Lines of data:
────────
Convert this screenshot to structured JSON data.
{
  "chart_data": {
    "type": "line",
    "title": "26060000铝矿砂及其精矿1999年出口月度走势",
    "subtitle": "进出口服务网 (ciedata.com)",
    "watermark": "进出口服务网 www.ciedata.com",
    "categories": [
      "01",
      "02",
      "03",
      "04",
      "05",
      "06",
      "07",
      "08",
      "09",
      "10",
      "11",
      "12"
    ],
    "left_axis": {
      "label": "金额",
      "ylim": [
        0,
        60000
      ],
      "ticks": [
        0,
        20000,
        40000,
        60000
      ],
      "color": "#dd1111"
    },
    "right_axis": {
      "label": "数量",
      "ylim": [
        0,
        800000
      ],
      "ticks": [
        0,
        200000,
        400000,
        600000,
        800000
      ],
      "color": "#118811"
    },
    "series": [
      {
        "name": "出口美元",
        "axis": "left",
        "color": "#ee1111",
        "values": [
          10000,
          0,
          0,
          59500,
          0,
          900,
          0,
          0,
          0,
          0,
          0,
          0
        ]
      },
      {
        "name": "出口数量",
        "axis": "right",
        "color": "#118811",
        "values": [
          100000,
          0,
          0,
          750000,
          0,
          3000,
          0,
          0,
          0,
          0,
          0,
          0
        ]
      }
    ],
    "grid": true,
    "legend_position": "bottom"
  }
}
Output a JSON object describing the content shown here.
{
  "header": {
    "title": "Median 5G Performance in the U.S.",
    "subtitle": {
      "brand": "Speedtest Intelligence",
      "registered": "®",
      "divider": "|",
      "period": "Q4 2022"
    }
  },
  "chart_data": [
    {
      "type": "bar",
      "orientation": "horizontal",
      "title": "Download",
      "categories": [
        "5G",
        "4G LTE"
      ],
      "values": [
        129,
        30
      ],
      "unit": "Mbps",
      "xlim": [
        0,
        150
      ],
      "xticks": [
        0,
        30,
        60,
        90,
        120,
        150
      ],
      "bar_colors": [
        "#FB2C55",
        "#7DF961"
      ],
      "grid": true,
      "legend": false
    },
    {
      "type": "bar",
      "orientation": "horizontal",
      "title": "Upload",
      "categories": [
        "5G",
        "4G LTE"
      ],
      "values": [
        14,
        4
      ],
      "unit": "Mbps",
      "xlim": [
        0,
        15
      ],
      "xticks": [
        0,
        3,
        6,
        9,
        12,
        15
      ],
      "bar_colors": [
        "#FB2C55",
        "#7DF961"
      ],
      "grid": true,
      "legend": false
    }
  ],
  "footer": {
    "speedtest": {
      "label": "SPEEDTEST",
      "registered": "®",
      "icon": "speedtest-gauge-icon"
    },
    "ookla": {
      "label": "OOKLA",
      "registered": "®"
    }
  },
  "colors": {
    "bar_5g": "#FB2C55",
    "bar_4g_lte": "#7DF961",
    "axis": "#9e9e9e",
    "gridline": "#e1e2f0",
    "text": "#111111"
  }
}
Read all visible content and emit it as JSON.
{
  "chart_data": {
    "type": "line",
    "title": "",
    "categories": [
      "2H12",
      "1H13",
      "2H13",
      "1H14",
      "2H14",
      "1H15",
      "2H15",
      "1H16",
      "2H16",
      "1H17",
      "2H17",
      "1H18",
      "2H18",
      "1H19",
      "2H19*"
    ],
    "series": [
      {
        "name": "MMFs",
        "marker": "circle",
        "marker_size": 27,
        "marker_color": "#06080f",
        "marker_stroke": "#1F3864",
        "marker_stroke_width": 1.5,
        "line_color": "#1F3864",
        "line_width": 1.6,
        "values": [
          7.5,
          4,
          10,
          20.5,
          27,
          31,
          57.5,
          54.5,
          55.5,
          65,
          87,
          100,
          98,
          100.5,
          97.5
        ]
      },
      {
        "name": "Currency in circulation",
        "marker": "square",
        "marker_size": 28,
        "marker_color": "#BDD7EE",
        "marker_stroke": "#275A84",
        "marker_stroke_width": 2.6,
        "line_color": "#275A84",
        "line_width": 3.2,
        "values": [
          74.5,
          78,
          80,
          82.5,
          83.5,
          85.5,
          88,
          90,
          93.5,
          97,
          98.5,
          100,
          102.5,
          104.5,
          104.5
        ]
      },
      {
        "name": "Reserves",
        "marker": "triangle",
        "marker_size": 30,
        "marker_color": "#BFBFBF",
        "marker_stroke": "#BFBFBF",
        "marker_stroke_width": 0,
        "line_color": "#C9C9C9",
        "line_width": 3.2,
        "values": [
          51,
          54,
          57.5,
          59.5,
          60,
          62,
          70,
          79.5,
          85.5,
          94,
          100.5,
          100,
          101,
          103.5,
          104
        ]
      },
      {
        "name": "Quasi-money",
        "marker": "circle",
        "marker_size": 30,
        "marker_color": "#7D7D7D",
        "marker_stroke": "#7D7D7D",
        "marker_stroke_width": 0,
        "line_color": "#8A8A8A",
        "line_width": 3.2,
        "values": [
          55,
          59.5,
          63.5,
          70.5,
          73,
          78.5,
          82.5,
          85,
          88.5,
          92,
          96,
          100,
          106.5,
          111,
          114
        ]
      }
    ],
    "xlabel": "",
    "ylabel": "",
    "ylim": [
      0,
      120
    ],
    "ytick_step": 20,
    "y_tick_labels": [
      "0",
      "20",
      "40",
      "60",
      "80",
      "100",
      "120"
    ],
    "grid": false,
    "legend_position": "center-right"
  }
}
────────
Pull out each record as written and restate it exactly.

**Exercise answer:**
Convert this screenshot to structured JSON data.
{
  "chart_data": {
    "type": "line",
    "title": "26060000铝矿砂及其精矿1999年出口月度走势",
    "subtitle": "进出口服务网 (ciedata.com)",
    "watermark": "进出口服务网 www.ciedata.com",
    "categories": [
      "01",
      "02",
      "03",
      "04",
      "05",
      "06",
      "07",
      "08",
      "09",
      "10",
      "11",
      "12"
    ],
    "left_axis": {
      "label": "金额",
      "ylim": [
        0,
        60000
      ],
      "ticks": [
        0,
        20000,
        40000,
        60000
      ],
      "color": "#dd1111"
    },
    "right_axis": {
      "label": "数量",
      "ylim": [
        0,
        800000
      ],
      "ticks": [
        0,
        200000,
        400000,
        600000,
        800000
      ],
      "color": "#118811"
    },
    "series": [
      {
        "name": "出口美元",
        "axis": "left",
        "color": "#ee1111",
        "values": [
          10000,
          0,
          0,
          59500,
          0,
          900,
          0,
          0,
          0,
          0,
          0,
          0
        ]
      },
      {
        "name": "出口数量",
        "axis": "right",
        "color": "#118811",
        "values": [
          100000,
          0,
          0,
          750000,
          0,
          3000,
          0,
          0,
          0,
          0,
          0,
          0
        ]
      }
    ],
    "grid": true,
    "legend_position": "bottom"
  }
}
Output a JSON object describing the content shown here.
{
  "header": {
    "title": "Median 5G Performance in the U.S.",
    "subtitle": {
      "brand": "Speedtest Intelligence",
      "registered": "®",
      "divider": "|",
      "period": "Q4 2022"
    }
  },
  "chart_data": [
    {
      "type": "bar",
      "orientation": "horizontal",
      "title": "Download",
      "categories": [
        "5G",
        "4G LTE"
      ],
      "values": [
        129,
        30
      ],
      "unit": "Mbps",
      "xlim": [
        0,
        150
      ],
      "xticks": [
        0,
        30,
        60,
        90,
        120,
        150
      ],
      "bar_colors": [
        "#FB2C55",
        "#7DF961"
      ],
      "grid": true,
      "legend": false
    },
    {
      "type": "bar",
      "orientation": "horizontal",
      "title": "Upload",
      "categories": [
        "5G",
        "4G LTE"
      ],
      "values": [
        14,
        4
      ],
      "unit": "Mbps",
      "xlim": [
        0,
        15
      ],
      "xticks": [
        0,
        3,
        6,
        9,
        12,
        15
      ],
      "bar_colors": [
        "#FB2C55",
        "#7DF961"
      ],
      "grid": true,
      "legend": false
    }
  ],
  "footer": {
    "speedtest": {
      "label": "SPEEDTEST",
      "registered": "®",
      "icon": "speedtest-gauge-icon"
    },
    "ookla": {
      "label": "OOKLA",
      "registered": "®"
    }
  },
  "colors": {
    "bar_5g": "#FB2C55",
    "bar_4g_lte": "#7DF961",
    "axis": "#9e9e9e",
    "gridline": "#e1e2f0",
    "text": "#111111"
  }
}
Read all visible content and emit it as JSON.
{
  "chart_data": {
    "type": "line",
    "title": "",
    "categories": [
      "2H12",
      "1H13",
      "2H13",
      "1H14",
      "2H14",
      "1H15",
      "2H15",
      "1H16",
      "2H16",
      "1H17",
      "2H17",
      "1H18",
      "2H18",
      "1H19",
      "2H19*"
    ],
    "series": [
      {
        "name": "MMFs",
        "marker": "circle",
        "marker_size": 27,
        "marker_color": "#06080f",
        "marker_stroke": "#1F3864",
        "marker_stroke_width": 1.5,
        "line_color": "#1F3864",
        "line_width": 1.6,
        "values": [
          7.5,
          4,
          10,
          20.5,
          27,
          31,
          57.5,
          54.5,
          55.5,
          65,
          87,
          100,
          98,
          100.5,
          97.5
        ]
      },
      {
        "name": "Currency in circulation",
        "marker": "square",
        "marker_size": 28,
        "marker_color": "#BDD7EE",
        "marker_stroke": "#275A84",
        "marker_stroke_width": 2.6,
        "line_color": "#275A84",
        "line_width": 3.2,
        "values": [
          74.5,
          78,
          80,
          82.5,
          83.5,
          85.5,
          88,
          90,
          93.5,
          97,
          98.5,
          100,
          102.5,
          104.5,
          104.5
        ]
      },
      {
        "name": "Reserves",
        "marker": "triangle",
        "marker_size": 30,
        "marker_color": "#BFBFBF",
        "marker_stroke": "#BFBFBF",
        "marker_stroke_width": 0,
        "line_color": "#C9C9C9",
        "line_width": 3.2,
        "values": [
          51,
          54,
          57.5,
          59.5,
          60,
          62,
          70,
          79.5,
          85.5,
          94,
          100.5,
          100,
          101,
          103.5,
          104
        ]
      },
      {
        "name": "Quasi-money",
        "marker": "circle",
        "marker_size": 30,
        "marker_color": "#7D7D7D",
        "marker_stroke": "#7D7D7D",
        "marker_stroke_width": 0,
        "line_color": "#8A8A8A",
        "line_width": 3.2,
        "values": [
          55,
          59.5,
          63.5,
          70.5,
          73,
          78.5,
          82.5,
          85,
          88.5,
          92,
          96,
          100,
          106.5,
          111,
          114
        ]
      }
    ],
    "xlabel": "",
    "ylabel": "",
    "ylim": [
      0,
      120
    ],
    "ytick_step": 20,
    "y_tick_labels": [
      "0",
      "20",
      "40",
      "60",
      "80",
      "100",
      "120"
    ],
    "grid": false,
    "legend_position": "center-right"
  }
}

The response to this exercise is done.